» WHAT IS REQUIRED
In how many lines of the data does the word "коммуникации" appear? Give the number by itself.

===== LISTED RECORDS

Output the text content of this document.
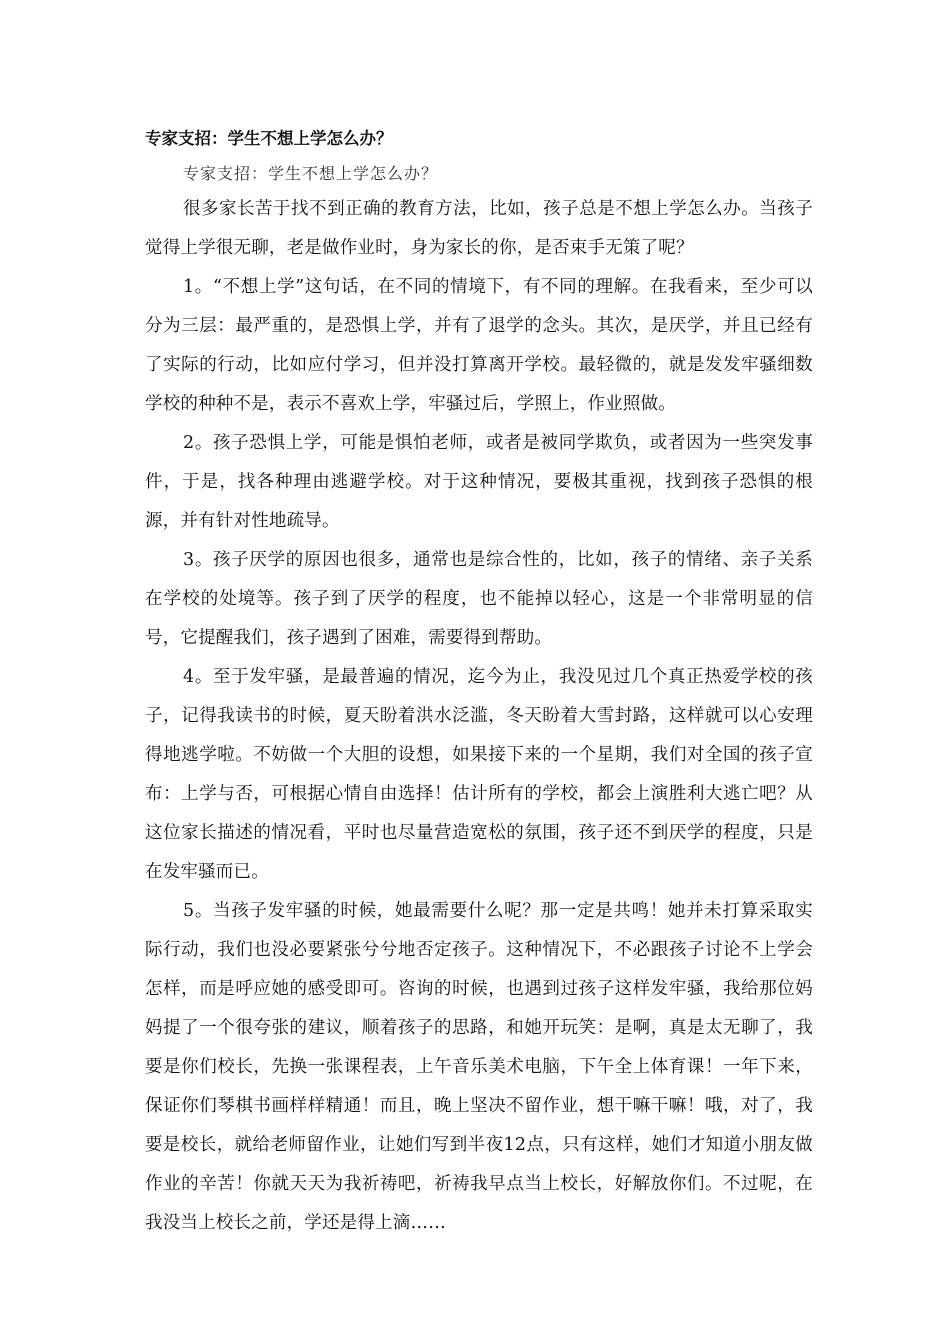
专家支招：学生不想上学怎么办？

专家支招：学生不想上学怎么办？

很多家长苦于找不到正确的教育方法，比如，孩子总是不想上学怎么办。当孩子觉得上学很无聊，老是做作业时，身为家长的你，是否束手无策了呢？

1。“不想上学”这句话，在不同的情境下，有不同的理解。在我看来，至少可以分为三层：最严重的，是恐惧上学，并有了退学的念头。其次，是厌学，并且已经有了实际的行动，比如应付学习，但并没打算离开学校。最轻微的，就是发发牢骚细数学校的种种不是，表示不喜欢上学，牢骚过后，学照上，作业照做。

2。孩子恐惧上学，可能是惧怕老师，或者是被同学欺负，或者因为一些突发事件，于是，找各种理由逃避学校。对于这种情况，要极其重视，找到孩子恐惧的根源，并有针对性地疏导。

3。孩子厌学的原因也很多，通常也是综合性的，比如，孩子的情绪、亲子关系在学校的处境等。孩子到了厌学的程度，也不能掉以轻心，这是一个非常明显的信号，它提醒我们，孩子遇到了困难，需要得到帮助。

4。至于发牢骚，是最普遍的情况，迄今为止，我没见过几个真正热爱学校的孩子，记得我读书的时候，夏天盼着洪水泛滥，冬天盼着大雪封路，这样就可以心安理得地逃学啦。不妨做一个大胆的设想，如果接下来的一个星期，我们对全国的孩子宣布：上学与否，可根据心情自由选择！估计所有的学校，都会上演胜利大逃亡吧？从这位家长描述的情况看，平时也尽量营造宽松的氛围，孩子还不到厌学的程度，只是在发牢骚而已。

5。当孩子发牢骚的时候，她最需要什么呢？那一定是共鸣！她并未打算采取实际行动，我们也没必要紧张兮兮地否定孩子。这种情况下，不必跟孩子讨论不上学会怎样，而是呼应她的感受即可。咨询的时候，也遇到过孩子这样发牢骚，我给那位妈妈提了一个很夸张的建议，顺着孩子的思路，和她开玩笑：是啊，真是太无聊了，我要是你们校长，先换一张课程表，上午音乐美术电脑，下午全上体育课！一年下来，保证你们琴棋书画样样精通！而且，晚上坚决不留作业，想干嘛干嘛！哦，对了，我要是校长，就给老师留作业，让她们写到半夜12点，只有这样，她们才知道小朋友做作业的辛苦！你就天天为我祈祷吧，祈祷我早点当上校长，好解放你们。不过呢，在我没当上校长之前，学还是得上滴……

==========
===== LISTED RECORDS

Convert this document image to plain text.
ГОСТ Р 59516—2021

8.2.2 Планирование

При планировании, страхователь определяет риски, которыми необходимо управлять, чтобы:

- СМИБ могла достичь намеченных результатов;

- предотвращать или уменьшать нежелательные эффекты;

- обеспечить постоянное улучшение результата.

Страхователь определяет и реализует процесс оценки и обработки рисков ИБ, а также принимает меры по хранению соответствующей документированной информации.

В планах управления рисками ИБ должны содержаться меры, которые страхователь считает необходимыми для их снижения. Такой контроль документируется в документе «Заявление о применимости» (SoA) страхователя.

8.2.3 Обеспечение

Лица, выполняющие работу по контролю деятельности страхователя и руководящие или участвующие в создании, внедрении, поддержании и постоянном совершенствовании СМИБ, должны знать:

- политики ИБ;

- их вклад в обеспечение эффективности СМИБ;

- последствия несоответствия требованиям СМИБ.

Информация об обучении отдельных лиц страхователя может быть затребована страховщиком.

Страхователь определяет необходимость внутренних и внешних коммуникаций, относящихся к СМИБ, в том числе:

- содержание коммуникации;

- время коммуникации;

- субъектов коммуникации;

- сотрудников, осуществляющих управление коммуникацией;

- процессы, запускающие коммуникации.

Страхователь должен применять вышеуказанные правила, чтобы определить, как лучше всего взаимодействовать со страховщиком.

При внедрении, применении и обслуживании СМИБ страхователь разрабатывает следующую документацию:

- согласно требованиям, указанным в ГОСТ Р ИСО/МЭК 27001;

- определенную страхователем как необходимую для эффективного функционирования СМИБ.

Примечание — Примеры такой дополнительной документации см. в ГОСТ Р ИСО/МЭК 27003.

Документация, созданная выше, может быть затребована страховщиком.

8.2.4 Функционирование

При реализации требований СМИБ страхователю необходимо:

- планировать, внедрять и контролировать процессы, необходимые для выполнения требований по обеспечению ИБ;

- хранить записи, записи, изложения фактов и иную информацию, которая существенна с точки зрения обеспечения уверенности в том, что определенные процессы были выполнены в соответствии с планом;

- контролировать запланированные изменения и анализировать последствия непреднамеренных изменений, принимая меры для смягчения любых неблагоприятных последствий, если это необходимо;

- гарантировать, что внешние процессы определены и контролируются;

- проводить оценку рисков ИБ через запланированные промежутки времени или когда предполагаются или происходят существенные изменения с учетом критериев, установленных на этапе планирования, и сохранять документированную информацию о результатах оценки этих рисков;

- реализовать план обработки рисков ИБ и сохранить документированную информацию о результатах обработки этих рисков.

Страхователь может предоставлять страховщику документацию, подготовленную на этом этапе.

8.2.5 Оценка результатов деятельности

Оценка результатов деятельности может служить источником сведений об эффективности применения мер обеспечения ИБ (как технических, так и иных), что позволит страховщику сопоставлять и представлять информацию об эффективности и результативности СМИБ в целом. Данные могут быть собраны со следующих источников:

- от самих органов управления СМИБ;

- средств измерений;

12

==========
===== LISTED RECORDS

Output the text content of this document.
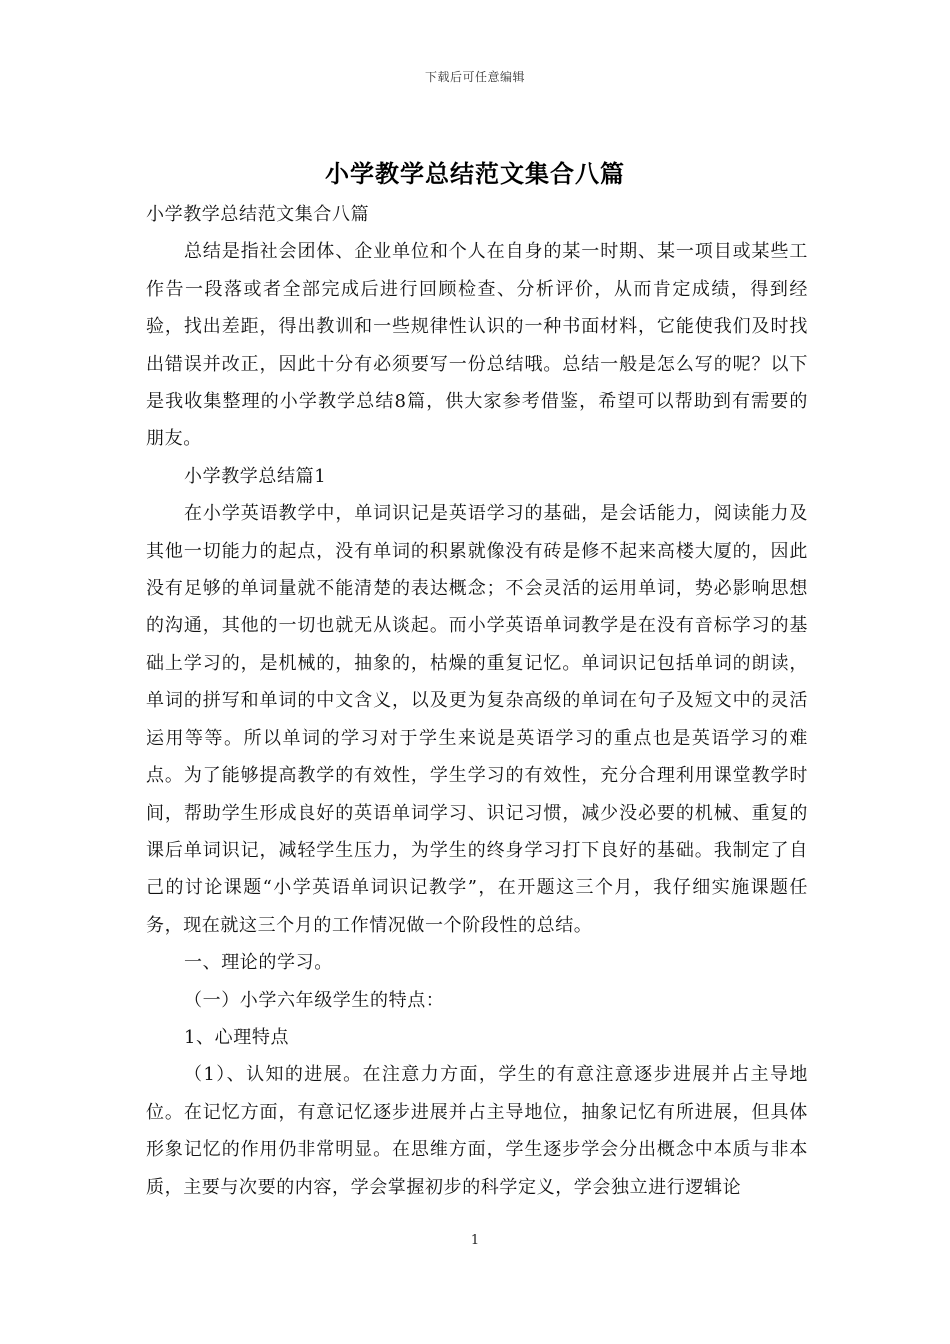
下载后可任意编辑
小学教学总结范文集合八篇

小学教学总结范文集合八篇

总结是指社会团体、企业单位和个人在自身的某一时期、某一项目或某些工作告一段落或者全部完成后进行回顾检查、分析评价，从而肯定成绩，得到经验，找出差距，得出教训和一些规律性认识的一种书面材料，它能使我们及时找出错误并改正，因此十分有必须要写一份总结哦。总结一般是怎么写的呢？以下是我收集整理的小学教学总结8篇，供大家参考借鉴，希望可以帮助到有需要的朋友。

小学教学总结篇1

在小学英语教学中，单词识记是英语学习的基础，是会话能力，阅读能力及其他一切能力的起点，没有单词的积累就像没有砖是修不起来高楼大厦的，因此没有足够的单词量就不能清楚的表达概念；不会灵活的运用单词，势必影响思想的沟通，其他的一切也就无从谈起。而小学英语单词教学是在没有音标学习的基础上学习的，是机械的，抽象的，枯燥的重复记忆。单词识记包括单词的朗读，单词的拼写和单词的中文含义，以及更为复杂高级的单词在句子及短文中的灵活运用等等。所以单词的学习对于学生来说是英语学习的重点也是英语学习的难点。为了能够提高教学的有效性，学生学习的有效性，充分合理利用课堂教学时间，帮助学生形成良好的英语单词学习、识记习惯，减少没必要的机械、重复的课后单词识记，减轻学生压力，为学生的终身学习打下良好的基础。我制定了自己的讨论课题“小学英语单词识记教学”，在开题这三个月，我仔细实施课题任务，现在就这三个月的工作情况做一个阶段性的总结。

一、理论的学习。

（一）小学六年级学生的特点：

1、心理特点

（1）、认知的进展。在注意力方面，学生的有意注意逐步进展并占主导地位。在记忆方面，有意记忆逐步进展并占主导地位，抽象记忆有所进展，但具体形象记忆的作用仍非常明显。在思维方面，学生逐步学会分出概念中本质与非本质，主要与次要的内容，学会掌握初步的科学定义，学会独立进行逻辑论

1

==========

» CORRECT ANSWER
4